**What you have to do**
Reproduce the listing below exactly. Pictures do not belong in the copy.
===============
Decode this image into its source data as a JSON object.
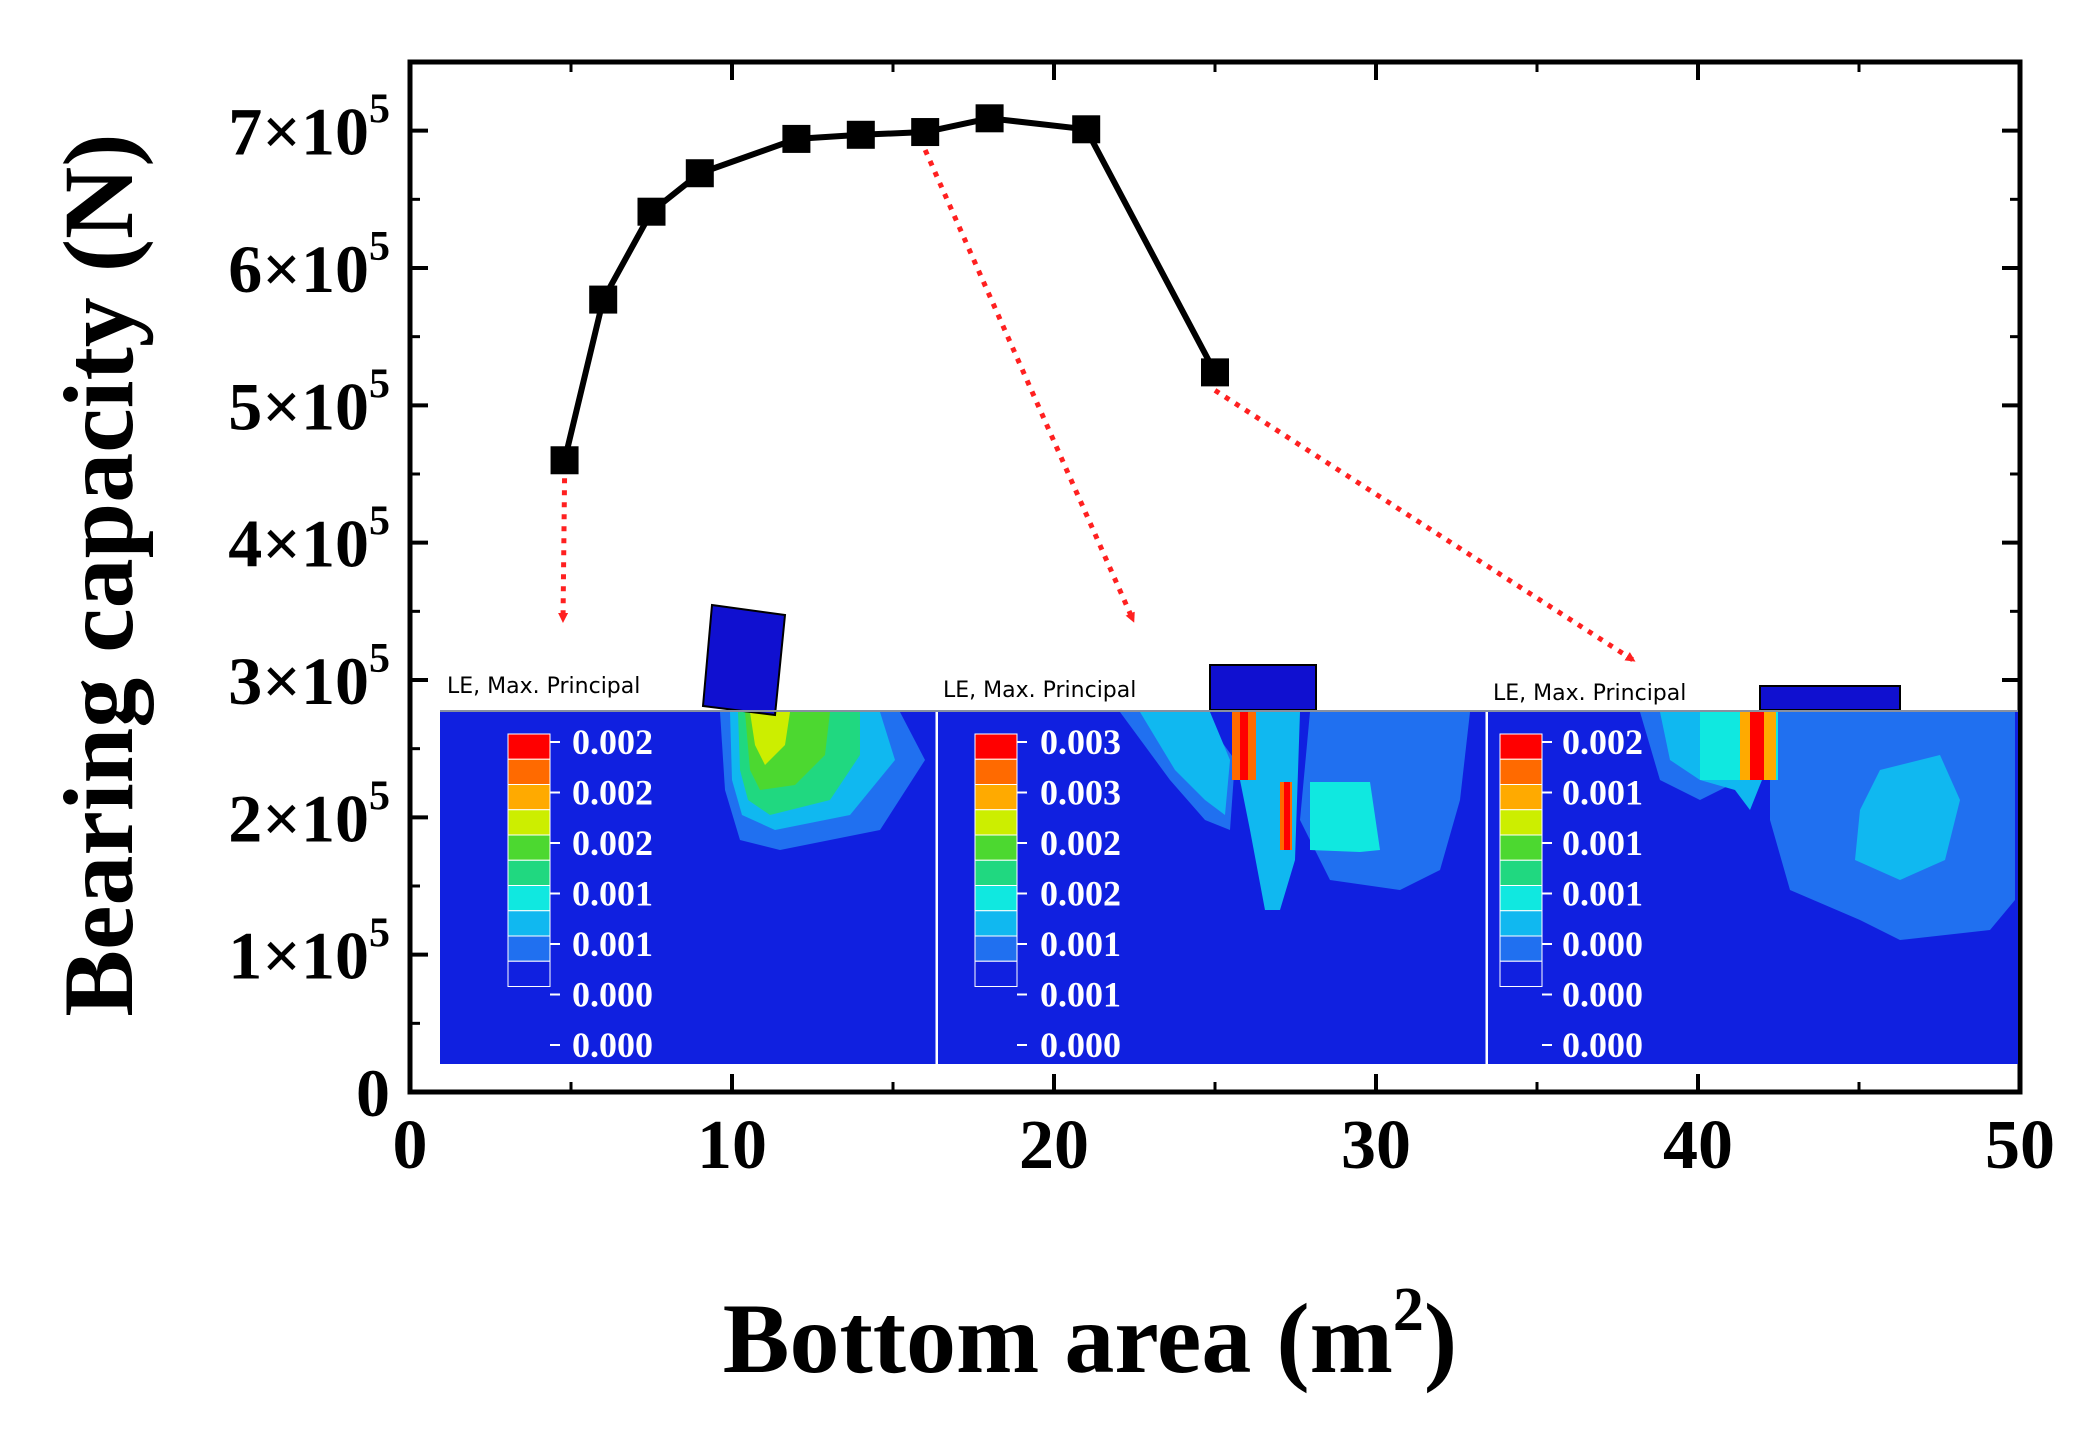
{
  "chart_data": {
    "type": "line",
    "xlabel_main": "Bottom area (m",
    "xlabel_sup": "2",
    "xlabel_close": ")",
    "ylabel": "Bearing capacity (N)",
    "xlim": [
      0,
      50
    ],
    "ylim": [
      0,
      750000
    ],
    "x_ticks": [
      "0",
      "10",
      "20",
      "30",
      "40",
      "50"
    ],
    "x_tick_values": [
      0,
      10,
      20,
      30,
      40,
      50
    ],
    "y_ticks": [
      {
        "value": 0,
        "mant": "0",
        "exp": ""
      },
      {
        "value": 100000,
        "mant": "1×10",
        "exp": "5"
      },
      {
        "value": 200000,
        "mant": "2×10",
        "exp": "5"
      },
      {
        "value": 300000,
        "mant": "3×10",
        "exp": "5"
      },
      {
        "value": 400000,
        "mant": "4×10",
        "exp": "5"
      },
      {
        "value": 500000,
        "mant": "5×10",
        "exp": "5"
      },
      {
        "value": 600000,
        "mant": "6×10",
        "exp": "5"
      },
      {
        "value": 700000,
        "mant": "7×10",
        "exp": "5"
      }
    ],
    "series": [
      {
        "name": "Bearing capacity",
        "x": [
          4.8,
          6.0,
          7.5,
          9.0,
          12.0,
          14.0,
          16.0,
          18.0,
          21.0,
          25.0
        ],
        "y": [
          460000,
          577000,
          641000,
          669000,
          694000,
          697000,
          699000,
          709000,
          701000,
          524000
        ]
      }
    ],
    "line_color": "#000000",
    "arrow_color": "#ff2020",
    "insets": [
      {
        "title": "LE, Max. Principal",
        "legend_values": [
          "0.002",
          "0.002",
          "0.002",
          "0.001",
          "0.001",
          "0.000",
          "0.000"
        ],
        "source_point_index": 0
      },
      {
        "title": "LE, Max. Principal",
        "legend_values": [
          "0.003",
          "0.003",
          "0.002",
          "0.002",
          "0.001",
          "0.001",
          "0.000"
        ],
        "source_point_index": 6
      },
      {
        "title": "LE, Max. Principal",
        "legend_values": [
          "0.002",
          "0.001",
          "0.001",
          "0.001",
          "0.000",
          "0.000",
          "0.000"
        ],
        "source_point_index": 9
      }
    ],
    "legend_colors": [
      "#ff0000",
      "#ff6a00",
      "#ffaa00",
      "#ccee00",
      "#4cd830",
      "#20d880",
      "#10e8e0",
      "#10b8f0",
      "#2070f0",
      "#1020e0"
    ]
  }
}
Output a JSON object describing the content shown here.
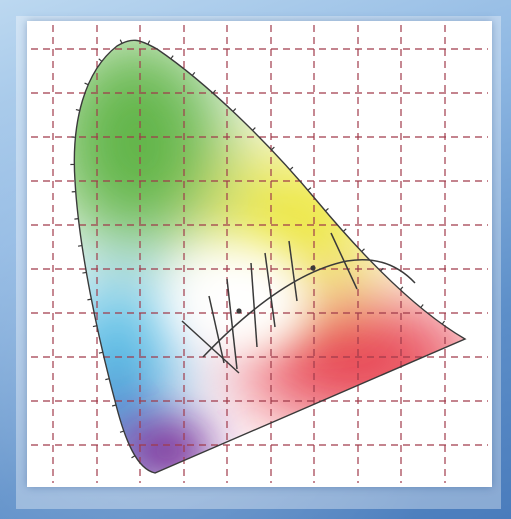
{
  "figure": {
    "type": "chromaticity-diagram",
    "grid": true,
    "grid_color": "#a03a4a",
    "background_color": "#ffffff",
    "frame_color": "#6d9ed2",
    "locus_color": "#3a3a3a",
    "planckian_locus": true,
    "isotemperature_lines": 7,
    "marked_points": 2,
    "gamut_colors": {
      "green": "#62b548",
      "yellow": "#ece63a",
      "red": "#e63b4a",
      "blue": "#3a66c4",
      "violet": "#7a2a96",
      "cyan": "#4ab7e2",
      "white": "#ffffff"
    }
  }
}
===============
**Reply to the exercise**
Decode this image into its source data as a JSON object.
{
  "chart_data": {
    "type": "line",
    "xlabel_main": "Bottom area (m",
    "xlabel_sup": "2",
    "xlabel_close": ")",
    "ylabel": "Bearing capacity (N)",
    "xlim": [
      0,
      50
    ],
    "ylim": [
      0,
      750000
    ],
    "x_ticks": [
      "0",
      "10",
      "20",
      "30",
      "40",
      "50"
    ],
    "x_tick_values": [
      0,
      10,
      20,
      30,
      40,
      50
    ],
    "y_ticks": [
      {
        "value": 0,
        "mant": "0",
        "exp": ""
      },
      {
        "value": 100000,
        "mant": "1×10",
        "exp": "5"
      },
      {
        "value": 200000,
        "mant": "2×10",
        "exp": "5"
      },
      {
        "value": 300000,
        "mant": "3×10",
        "exp": "5"
      },
      {
        "value": 400000,
        "mant": "4×10",
        "exp": "5"
      },
      {
        "value": 500000,
        "mant": "5×10",
        "exp": "5"
      },
      {
        "value": 600000,
        "mant": "6×10",
        "exp": "5"
      },
      {
        "value": 700000,
        "mant": "7×10",
        "exp": "5"
      }
    ],
    "series": [
      {
        "name": "Bearing capacity",
        "x": [
          4.8,
          6.0,
          7.5,
          9.0,
          12.0,
          14.0,
          16.0,
          18.0,
          21.0,
          25.0
        ],
        "y": [
          460000,
          577000,
          641000,
          669000,
          694000,
          697000,
          699000,
          709000,
          701000,
          524000
        ]
      }
    ],
    "line_color": "#000000",
    "arrow_color": "#ff2020",
    "insets": [
      {
        "title": "LE, Max. Principal",
        "legend_values": [
          "0.002",
          "0.002",
          "0.002",
          "0.001",
          "0.001",
          "0.000",
          "0.000"
        ],
        "source_point_index": 0
      },
      {
        "title": "LE, Max. Principal",
        "legend_values": [
          "0.003",
          "0.003",
          "0.002",
          "0.002",
          "0.001",
          "0.001",
          "0.000"
        ],
        "source_point_index": 6
      },
      {
        "title": "LE, Max. Principal",
        "legend_values": [
          "0.002",
          "0.001",
          "0.001",
          "0.001",
          "0.000",
          "0.000",
          "0.000"
        ],
        "source_point_index": 9
      }
    ],
    "legend_colors": [
      "#ff0000",
      "#ff6a00",
      "#ffaa00",
      "#ccee00",
      "#4cd830",
      "#20d880",
      "#10e8e0",
      "#10b8f0",
      "#2070f0",
      "#1020e0"
    ]
  }
}
Output a JSON object describing the content shown here.
{
  "figure": {
    "type": "chromaticity-diagram",
    "grid": true,
    "grid_color": "#a03a4a",
    "background_color": "#ffffff",
    "frame_color": "#6d9ed2",
    "locus_color": "#3a3a3a",
    "planckian_locus": true,
    "isotemperature_lines": 7,
    "marked_points": 2,
    "gamut_colors": {
      "green": "#62b548",
      "yellow": "#ece63a",
      "red": "#e63b4a",
      "blue": "#3a66c4",
      "violet": "#7a2a96",
      "cyan": "#4ab7e2",
      "white": "#ffffff"
    }
  }
}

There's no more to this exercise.